TASK
Copy the lines below as they are; omit the images they contain.
= = = =
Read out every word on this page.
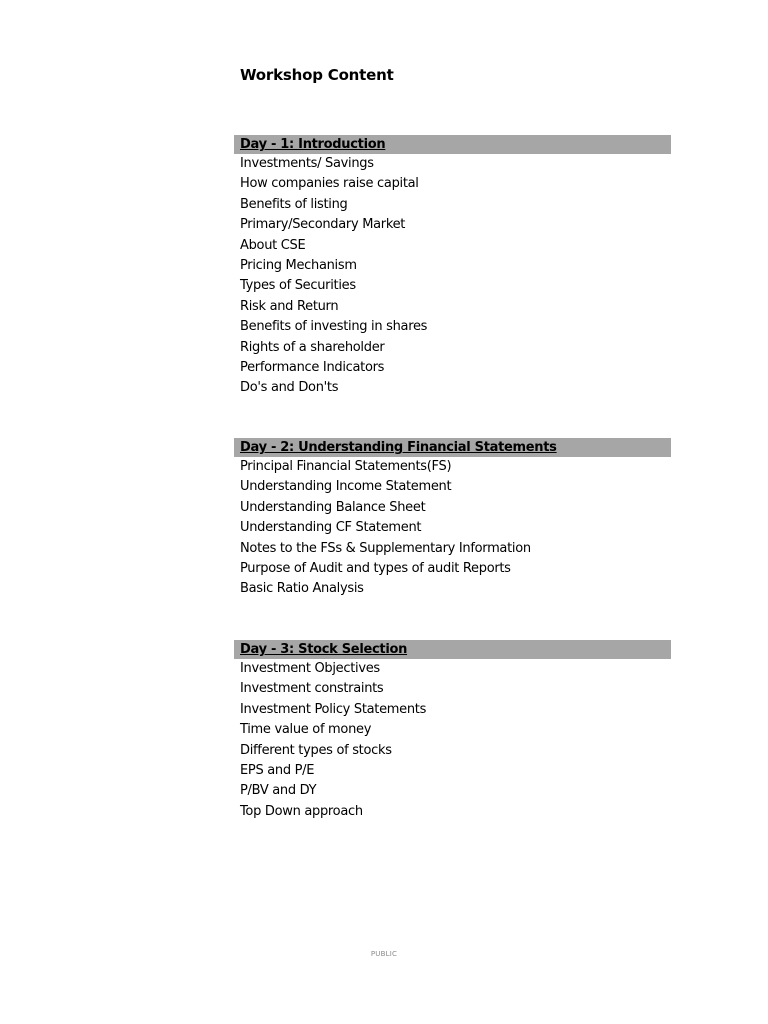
Workshop Content
Day - 1: Introduction
Investments/ Savings
How companies raise capital
Benefits of listing
Primary/Secondary Market
About CSE
Pricing Mechanism
Types of Securities
Risk and Return
Benefits of investing in shares
Rights of a shareholder
Performance Indicators
Do's and Don'ts
Day - 2: Understanding Financial Statements
Principal Financial Statements(FS)
Understanding Income Statement
Understanding Balance Sheet
Understanding CF Statement
Notes to the FSs & Supplementary Information
Purpose of Audit and types of audit Reports
Basic Ratio Analysis
Day - 3: Stock Selection
Investment Objectives
Investment constraints
Investment Policy Statements
Time value of money
Different types of stocks
EPS and P/E
P/BV and DY
Top Down approach
PUBLIC
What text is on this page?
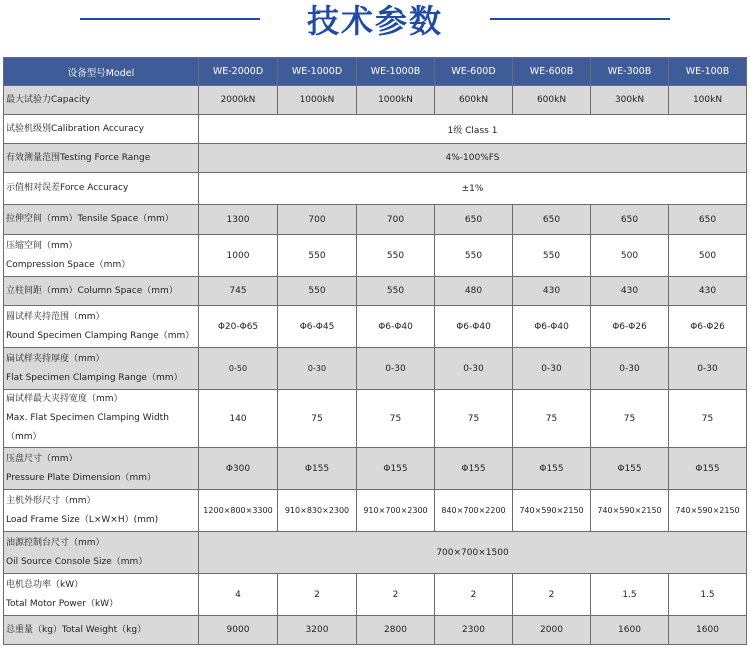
技术参数
设备型号Model	WE-2000D	WE-1000D	WE-1000B	WE-600D	WE-600B	WE-300B	WE-100B
最大试验力Capacity	2000kN	1000kN	1000kN	600kN	600kN	300kN	100kN
试验机级别Calibration Accuracy	1级 Class 1						
有效测量范围Testing Force Range	4%-100%FS						
示值相对误差Force Accuracy	±1%						
拉伸空间（mm）Tensile Space（mm）	1300	700	700	650	650	650	650

压缩空间（mm）
Compression Space（mm）	1000	550	550	550	550	500	500
立柱间距（mm）Column Space（mm）	745	550	550	480	430	430	430

圆试样夹持范围（mm）
Round Specimen Clamping Range（mm）	Φ20-Φ65	Φ6-Φ45	Φ6-Φ40	Φ6-Φ40	Φ6-Φ40	Φ6-Φ26	Φ6-Φ26

扁试样夹持厚度（mm）
Flat Specimen Clamping Range（mm）	0-50	0-30	0-30	0-30	0-30	0-30	0-30

扁试样最大夹持宽度（mm）
Max. Flat Specimen Clamping Width（mm）	140	75	75	75	75	75	75

压盘尺寸（mm）
Pressure Plate Dimension（mm）	Φ300	Φ155	Φ155	Φ155	Φ155	Φ155	Φ155

主机外形尺寸（mm）
Load Frame Size（L×W×H）(mm)	1200×800×3300	910×830×2300	910×700×2300	840×700×2200	740×590×2150	740×590×2150	740×590×2150

油源控制台尺寸（mm）
Oil Source Console Size（mm）	700×700×1500						

电机总功率（kW）
Total Motor Power（kW）	4	2	2	2	2	1.5	1.5
总重量（kg）Total Weight（kg）	9000	3200	2800	2300	2000	1600	1600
= = = =
ANSWER BELOW
Read out every word on this page.
Workshop Content
Day - 1: Introduction
Investments/ Savings
How companies raise capital
Benefits of listing
Primary/Secondary Market
About CSE
Pricing Mechanism
Types of Securities
Risk and Return
Benefits of investing in shares
Rights of a shareholder
Performance Indicators
Do's and Don'ts
Day - 2: Understanding Financial Statements
Principal Financial Statements(FS)
Understanding Income Statement
Understanding Balance Sheet
Understanding CF Statement
Notes to the FSs & Supplementary Information
Purpose of Audit and types of audit Reports
Basic Ratio Analysis
Day - 3: Stock Selection
Investment Objectives
Investment constraints
Investment Policy Statements
Time value of money
Different types of stocks
EPS and P/E
P/BV and DY
Top Down approach
PUBLIC
What text is on this page?
技术参数
设备型号Model	WE-2000D	WE-1000D	WE-1000B	WE-600D	WE-600B	WE-300B	WE-100B
最大试验力Capacity	2000kN	1000kN	1000kN	600kN	600kN	300kN	100kN
试验机级别Calibration Accuracy	1级 Class 1						
有效测量范围Testing Force Range	4%-100%FS						
示值相对误差Force Accuracy	±1%						
拉伸空间（mm）Tensile Space（mm）	1300	700	700	650	650	650	650

压缩空间（mm）
Compression Space（mm）	1000	550	550	550	550	500	500
立柱间距（mm）Column Space（mm）	745	550	550	480	430	430	430

圆试样夹持范围（mm）
Round Specimen Clamping Range（mm）	Φ20-Φ65	Φ6-Φ45	Φ6-Φ40	Φ6-Φ40	Φ6-Φ40	Φ6-Φ26	Φ6-Φ26

扁试样夹持厚度（mm）
Flat Specimen Clamping Range（mm）	0-50	0-30	0-30	0-30	0-30	0-30	0-30

扁试样最大夹持宽度（mm）
Max. Flat Specimen Clamping Width（mm）	140	75	75	75	75	75	75

压盘尺寸（mm）
Pressure Plate Dimension（mm）	Φ300	Φ155	Φ155	Φ155	Φ155	Φ155	Φ155

主机外形尺寸（mm）
Load Frame Size（L×W×H）(mm)	1200×800×3300	910×830×2300	910×700×2300	840×700×2200	740×590×2150	740×590×2150	740×590×2150

油源控制台尺寸（mm）
Oil Source Console Size（mm）	700×700×1500						

电机总功率（kW）
Total Motor Power（kW）	4	2	2	2	2	1.5	1.5
总重量（kg）Total Weight（kg）	9000	3200	2800	2300	2000	1600	1600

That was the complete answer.